Data excerpts

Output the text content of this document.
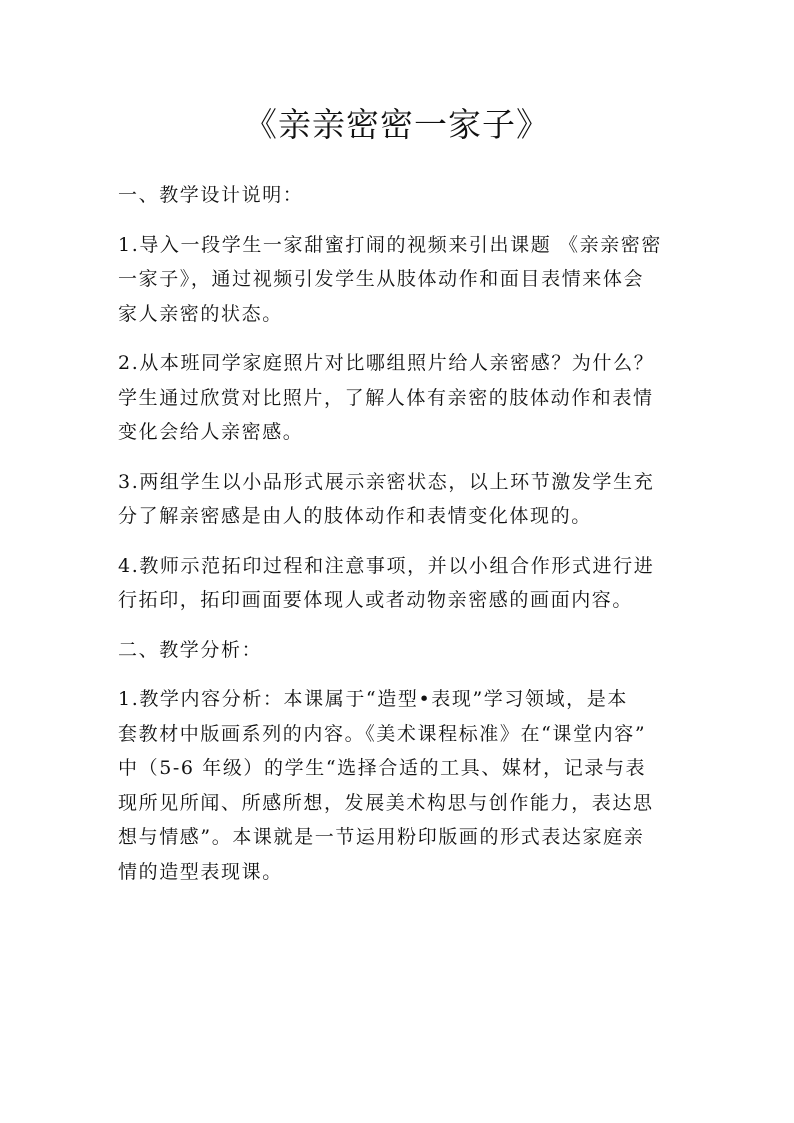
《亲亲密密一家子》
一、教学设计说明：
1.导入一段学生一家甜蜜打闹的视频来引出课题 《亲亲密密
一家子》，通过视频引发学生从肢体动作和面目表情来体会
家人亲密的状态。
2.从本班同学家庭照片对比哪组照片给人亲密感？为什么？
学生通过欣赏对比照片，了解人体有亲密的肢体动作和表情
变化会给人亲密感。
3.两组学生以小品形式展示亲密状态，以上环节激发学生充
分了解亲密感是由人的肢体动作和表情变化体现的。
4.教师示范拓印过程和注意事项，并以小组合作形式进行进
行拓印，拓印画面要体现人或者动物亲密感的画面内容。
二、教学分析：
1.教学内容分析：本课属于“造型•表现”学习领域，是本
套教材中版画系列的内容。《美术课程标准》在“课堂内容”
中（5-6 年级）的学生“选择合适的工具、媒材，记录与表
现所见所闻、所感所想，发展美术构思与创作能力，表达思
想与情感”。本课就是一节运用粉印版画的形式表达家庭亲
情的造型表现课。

### [WHAT THE EXERCISE ASKS]
Copy each line in full and exactly, omitting any picture.

### [EXERCISE SOLUTION]
Output the text content of this document.
《亲亲密密一家子》
一、教学设计说明：
1.导入一段学生一家甜蜜打闹的视频来引出课题 《亲亲密密
一家子》，通过视频引发学生从肢体动作和面目表情来体会
家人亲密的状态。
2.从本班同学家庭照片对比哪组照片给人亲密感？为什么？
学生通过欣赏对比照片，了解人体有亲密的肢体动作和表情
变化会给人亲密感。
3.两组学生以小品形式展示亲密状态，以上环节激发学生充
分了解亲密感是由人的肢体动作和表情变化体现的。
4.教师示范拓印过程和注意事项，并以小组合作形式进行进
行拓印，拓印画面要体现人或者动物亲密感的画面内容。
二、教学分析：
1.教学内容分析：本课属于“造型•表现”学习领域，是本
套教材中版画系列的内容。《美术课程标准》在“课堂内容”
中（5-6 年级）的学生“选择合适的工具、媒材，记录与表
现所见所闻、所感所想，发展美术构思与创作能力，表达思
想与情感”。本课就是一节运用粉印版画的形式表达家庭亲
情的造型表现课。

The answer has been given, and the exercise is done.